• **REQUIREMENTS**: Copy out all lines with the word "PSAHZ" in them.

• **TASK DATA**:
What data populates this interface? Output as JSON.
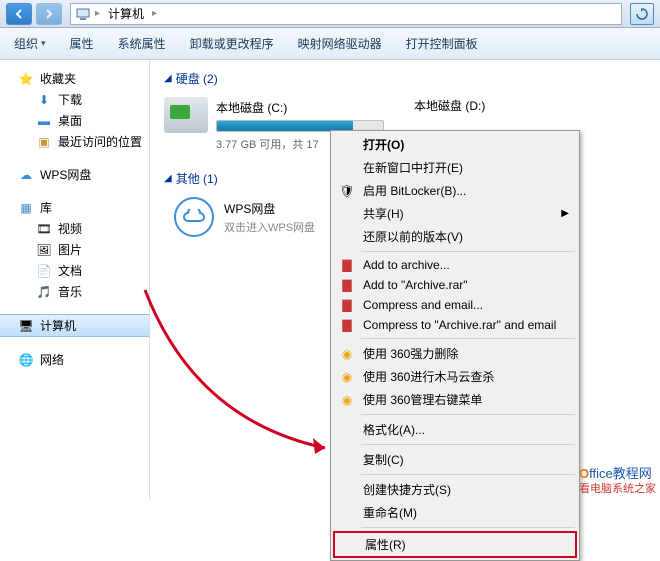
{
  "address": {
    "root": "计算机"
  },
  "toolbar": {
    "organize": "组织",
    "properties": "属性",
    "sysprops": "系统属性",
    "uninstall": "卸载或更改程序",
    "mapdrive": "映射网络驱动器",
    "controlpanel": "打开控制面板"
  },
  "sidebar": {
    "favorites": "收藏夹",
    "downloads": "下载",
    "desktop": "桌面",
    "recent": "最近访问的位置",
    "wps": "WPS网盘",
    "libraries": "库",
    "videos": "视频",
    "pictures": "图片",
    "documents": "文档",
    "music": "音乐",
    "computer": "计算机",
    "network": "网络"
  },
  "content": {
    "hd_header": "硬盘 (2)",
    "other_header": "其他 (1)",
    "drive_c": {
      "name": "本地磁盘 (C:)",
      "free": "3.77 GB 可用，共 17",
      "fill_pct": 82
    },
    "drive_d": {
      "name": "本地磁盘 (D:)"
    },
    "wps": {
      "title": "WPS网盘",
      "sub": "双击进入WPS网盘"
    }
  },
  "ctx": {
    "open": "打开(O)",
    "newwin": "在新窗口中打开(E)",
    "bitlocker": "启用 BitLocker(B)...",
    "share": "共享(H)",
    "restore": "还原以前的版本(V)",
    "add_arch": "Add to archive...",
    "add_rar": "Add to \"Archive.rar\"",
    "comp_email": "Compress and email...",
    "comp_rar_email": "Compress to \"Archive.rar\" and email",
    "del360": "使用 360强力删除",
    "scan360": "使用 360进行木马云查杀",
    "menu360": "使用 360管理右键菜单",
    "format": "格式化(A)...",
    "copy": "复制(C)",
    "shortcut": "创建快捷方式(S)",
    "rename": "重命名(M)",
    "props": "属性(R)"
  },
  "watermark": {
    "line1a": "O",
    "line1b": "ffice教程网",
    "line2": "看电脑系统之家"
  }
}
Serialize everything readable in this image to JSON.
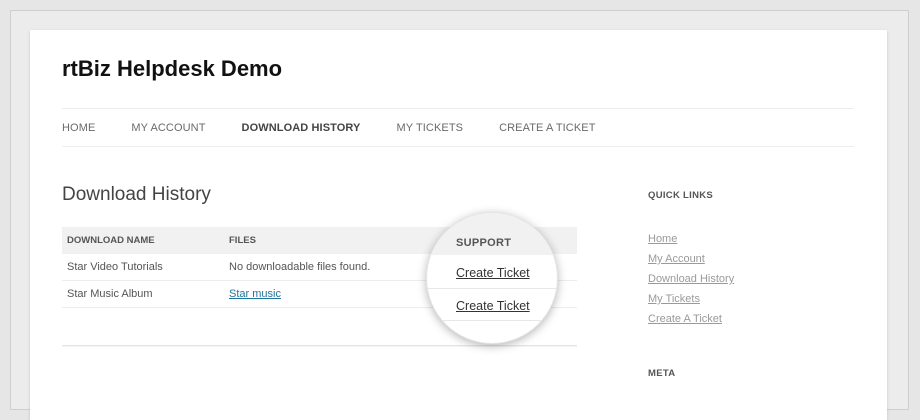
{
  "site": {
    "title": "rtBiz Helpdesk Demo"
  },
  "nav": {
    "items": [
      {
        "label": "HOME"
      },
      {
        "label": "MY ACCOUNT"
      },
      {
        "label": "DOWNLOAD HISTORY",
        "current": true
      },
      {
        "label": "MY TICKETS"
      },
      {
        "label": "CREATE A TICKET"
      }
    ]
  },
  "main": {
    "heading": "Download History",
    "table": {
      "headers": [
        "DOWNLOAD NAME",
        "FILES"
      ],
      "rows": [
        {
          "name": "Star Video Tutorials",
          "files": "No downloadable files found."
        },
        {
          "name": "Star Music Album",
          "files": "Star music",
          "files_is_link": true
        }
      ]
    },
    "magnifier": {
      "header": "SUPPORT",
      "links": [
        "Create Ticket",
        "Create Ticket"
      ]
    }
  },
  "sidebar": {
    "quick_links": {
      "title": "QUICK LINKS",
      "items": [
        "Home",
        "My Account",
        "Download History",
        "My Tickets",
        "Create A Ticket"
      ]
    },
    "meta": {
      "title": "META"
    }
  },
  "colors": {
    "link": "#21759b",
    "sidebar_link": "#9a9a9a",
    "table_header_bg": "#f1f1f1"
  }
}
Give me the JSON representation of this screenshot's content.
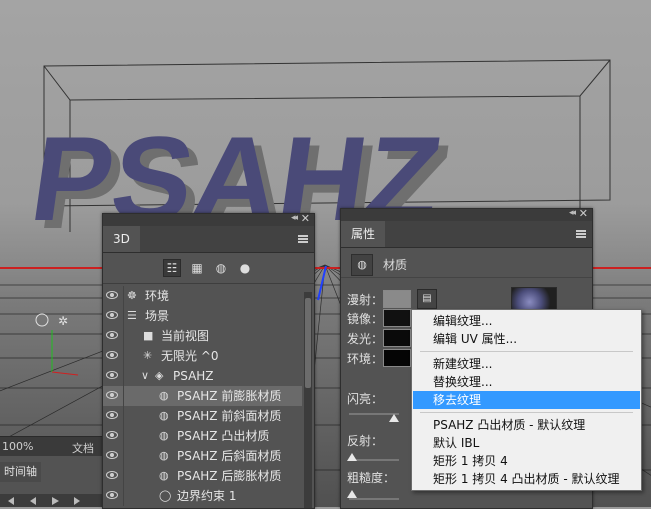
{
  "canvas": {
    "text_3d": "PSAHZ",
    "text_color": "#4a4a78",
    "status": {
      "zoom": "100%",
      "doc": "文档"
    },
    "timeline_tab": "时间轴"
  },
  "panel_3d": {
    "tab": "3D",
    "toolbar": [
      "scene-filter-icon",
      "mesh-filter-icon",
      "material-filter-icon",
      "light-filter-icon"
    ],
    "rows": [
      {
        "label": "环境",
        "icon": "environment-icon",
        "indent": 0,
        "selected": false
      },
      {
        "label": "场景",
        "icon": "scene-icon",
        "indent": 0,
        "selected": false
      },
      {
        "label": "当前视图",
        "icon": "camera-icon",
        "indent": 1,
        "selected": false
      },
      {
        "label": "无限光 ^0",
        "icon": "sun-icon",
        "indent": 1,
        "selected": false
      },
      {
        "label": "PSAHZ",
        "icon": "mesh-icon",
        "indent": 1,
        "selected": false,
        "expanded": true
      },
      {
        "label": "PSAHZ 前膨胀材质",
        "icon": "material-icon",
        "indent": 2,
        "selected": true
      },
      {
        "label": "PSAHZ 前斜面材质",
        "icon": "material-icon",
        "indent": 2,
        "selected": false
      },
      {
        "label": "PSAHZ 凸出材质",
        "icon": "material-icon",
        "indent": 2,
        "selected": false
      },
      {
        "label": "PSAHZ 后斜面材质",
        "icon": "material-icon",
        "indent": 2,
        "selected": false
      },
      {
        "label": "PSAHZ 后膨胀材质",
        "icon": "material-icon",
        "indent": 2,
        "selected": false
      },
      {
        "label": "边界约束 1",
        "icon": "constraint-icon",
        "indent": 2,
        "selected": false
      }
    ]
  },
  "panel_props": {
    "tab": "属性",
    "header": "材质",
    "labels": {
      "diffuse": "漫射：",
      "specular": "镜像：",
      "glow": "发光：",
      "ambient": "环境：",
      "shine": "闪亮：",
      "reflection": "反射：",
      "roughness": "粗糙度："
    },
    "colors": {
      "diffuse": "#8a8a8a",
      "specular": "#111111",
      "glow": "#0a0a0a",
      "ambient": "#050505"
    }
  },
  "context_menu": {
    "items": [
      {
        "label": "编辑纹理...",
        "highlighted": false
      },
      {
        "label": "编辑 UV 属性...",
        "highlighted": false
      },
      {
        "divider": true
      },
      {
        "label": "新建纹理...",
        "highlighted": false
      },
      {
        "label": "替换纹理...",
        "highlighted": false
      },
      {
        "label": "移去纹理",
        "highlighted": true
      },
      {
        "divider": true
      },
      {
        "label": "PSAHZ 凸出材质 - 默认纹理",
        "highlighted": false
      },
      {
        "label": "默认 IBL",
        "highlighted": false
      },
      {
        "label": "矩形 1 拷贝 4",
        "highlighted": false
      },
      {
        "label": "矩形 1 拷贝 4 凸出材质 - 默认纹理",
        "highlighted": false
      }
    ]
  }
}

• **SOLUTION BELOW**:
    "text_3d": "PSAHZ",
        "label": "PSAHZ",
        "label": "PSAHZ 前膨胀材质",
        "label": "PSAHZ 前斜面材质",
        "label": "PSAHZ 凸出材质",
        "label": "PSAHZ 后斜面材质",
        "label": "PSAHZ 后膨胀材质",
        "label": "PSAHZ 凸出材质 - 默认纹理",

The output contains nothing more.